● **Task input**:
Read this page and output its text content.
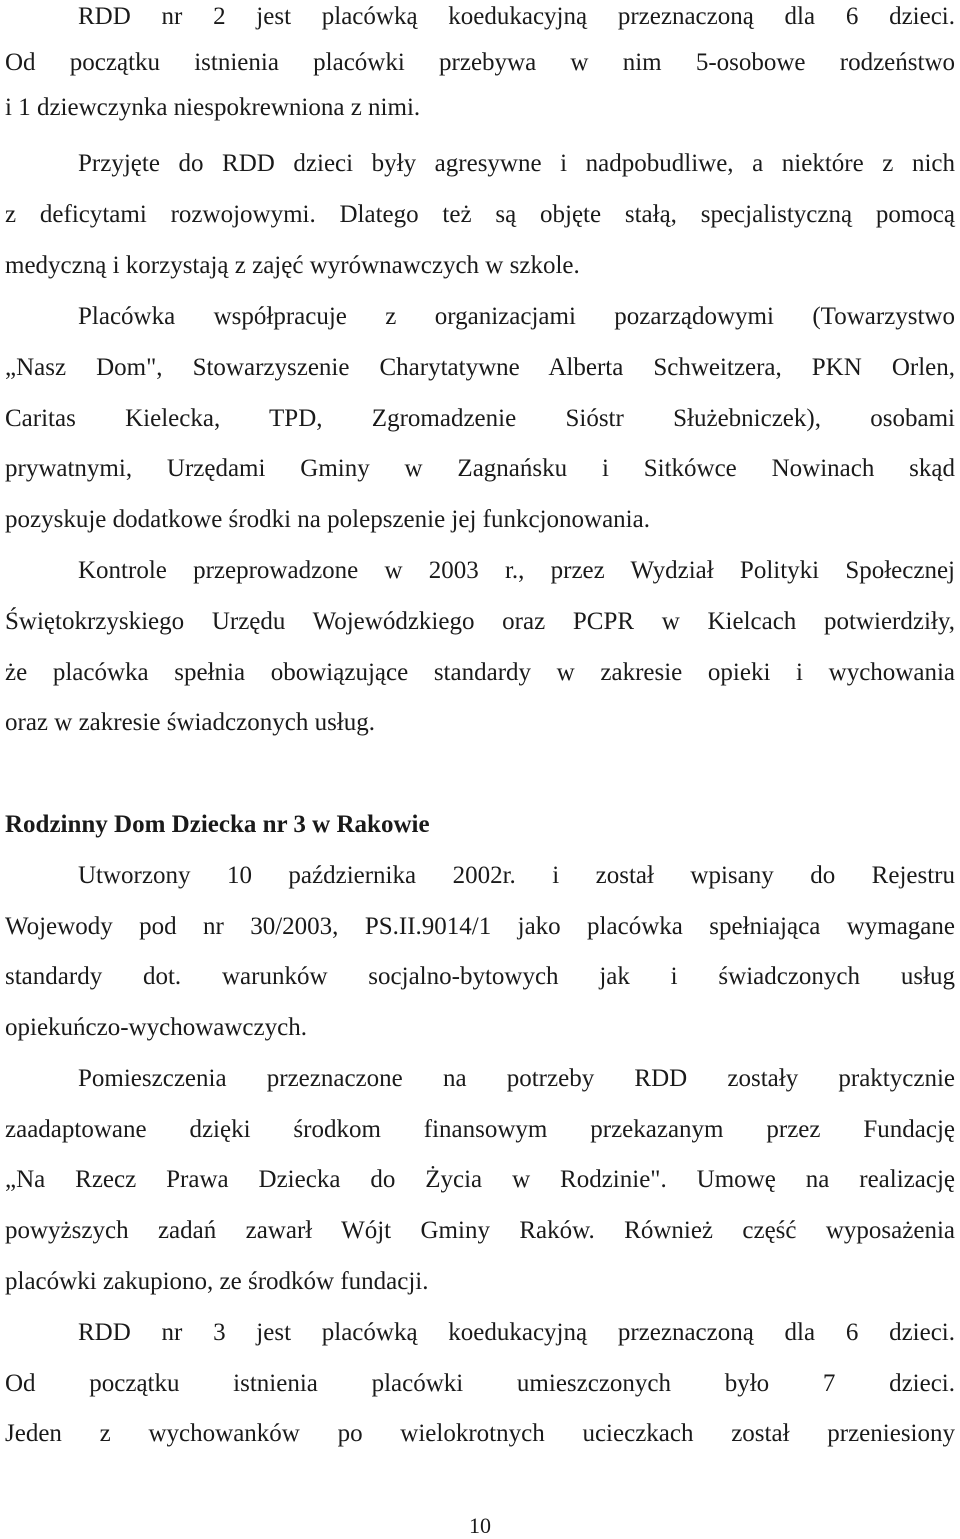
RDD nr 2 jest placówką koedukacyjną przeznaczoną dla 6 dzieci.
Od początku istnienia placówki przebywa w nim 5-osobowe rodzeństwo
i 1 dziewczynka niespokrewniona z nimi.
Przyjęte do RDD dzieci były agresywne i nadpobudliwe, a niektóre z nich
z deficytami rozwojowymi. Dlatego też są objęte stałą, specjalistyczną pomocą
medyczną i korzystają z zajęć wyrównawczych w szkole.
Placówka współpracuje z organizacjami pozarządowymi (Towarzystwo
„Nasz Dom", Stowarzyszenie Charytatywne Alberta Schweitzera, PKN Orlen,
Caritas Kielecka, TPD, Zgromadzenie Sióstr Służebniczek), osobami
prywatnymi, Urzędami Gminy w Zagnańsku i Sitkówce Nowinach skąd
pozyskuje dodatkowe środki na polepszenie jej funkcjonowania.
Kontrole przeprowadzone w 2003 r., przez Wydział Polityki Społecznej
Świętokrzyskiego Urzędu Wojewódzkiego oraz PCPR w Kielcach potwierdziły,
że placówka spełnia obowiązujące standardy w zakresie opieki i wychowania
oraz w zakresie świadczonych usług.
Rodzinny Dom Dziecka nr 3 w Rakowie
Utworzony 10 października 2002r. i został wpisany do Rejestru
Wojewody pod nr 30/2003, PS.II.9014/1 jako placówka spełniająca wymagane
standardy dot. warunków socjalno-bytowych jak i świadczonych usług
opiekuńczo-wychowawczych.
Pomieszczenia przeznaczone na potrzeby RDD zostały praktycznie
zaadaptowane dzięki środkom finansowym przekazanym przez Fundację
„Na Rzecz Prawa Dziecka do Życia w Rodzinie". Umowę na realizację
powyższych zadań zawarł Wójt Gminy Raków. Również część wyposażenia
placówki zakupiono, ze środków fundacji.
RDD nr 3 jest placówką koedukacyjną przeznaczoną dla 6 dzieci.
Od początku istnienia placówki umieszczonych było 7 dzieci.
Jeden z wychowanków po wielokrotnych ucieczkach został przeniesiony
10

● **Work to complete**:
Copy out the records above in full, exactly as written, but not the pictures.

● **Solution**:
Read this page and output its text content.
RDD nr 2 jest placówką koedukacyjną przeznaczoną dla 6 dzieci.
Od początku istnienia placówki przebywa w nim 5-osobowe rodzeństwo
i 1 dziewczynka niespokrewniona z nimi.
Przyjęte do RDD dzieci były agresywne i nadpobudliwe, a niektóre z nich
z deficytami rozwojowymi. Dlatego też są objęte stałą, specjalistyczną pomocą
medyczną i korzystają z zajęć wyrównawczych w szkole.
Placówka współpracuje z organizacjami pozarządowymi (Towarzystwo
„Nasz Dom", Stowarzyszenie Charytatywne Alberta Schweitzera, PKN Orlen,
Caritas Kielecka, TPD, Zgromadzenie Sióstr Służebniczek), osobami
prywatnymi, Urzędami Gminy w Zagnańsku i Sitkówce Nowinach skąd
pozyskuje dodatkowe środki na polepszenie jej funkcjonowania.
Kontrole przeprowadzone w 2003 r., przez Wydział Polityki Społecznej
Świętokrzyskiego Urzędu Wojewódzkiego oraz PCPR w Kielcach potwierdziły,
że placówka spełnia obowiązujące standardy w zakresie opieki i wychowania
oraz w zakresie świadczonych usług.
Rodzinny Dom Dziecka nr 3 w Rakowie
Utworzony 10 października 2002r. i został wpisany do Rejestru
Wojewody pod nr 30/2003, PS.II.9014/1 jako placówka spełniająca wymagane
standardy dot. warunków socjalno-bytowych jak i świadczonych usług
opiekuńczo-wychowawczych.
Pomieszczenia przeznaczone na potrzeby RDD zostały praktycznie
zaadaptowane dzięki środkom finansowym przekazanym przez Fundację
„Na Rzecz Prawa Dziecka do Życia w Rodzinie". Umowę na realizację
powyższych zadań zawarł Wójt Gminy Raków. Również część wyposażenia
placówki zakupiono, ze środków fundacji.
RDD nr 3 jest placówką koedukacyjną przeznaczoną dla 6 dzieci.
Od początku istnienia placówki umieszczonych było 7 dzieci.
Jeden z wychowanków po wielokrotnych ucieczkach został przeniesiony
10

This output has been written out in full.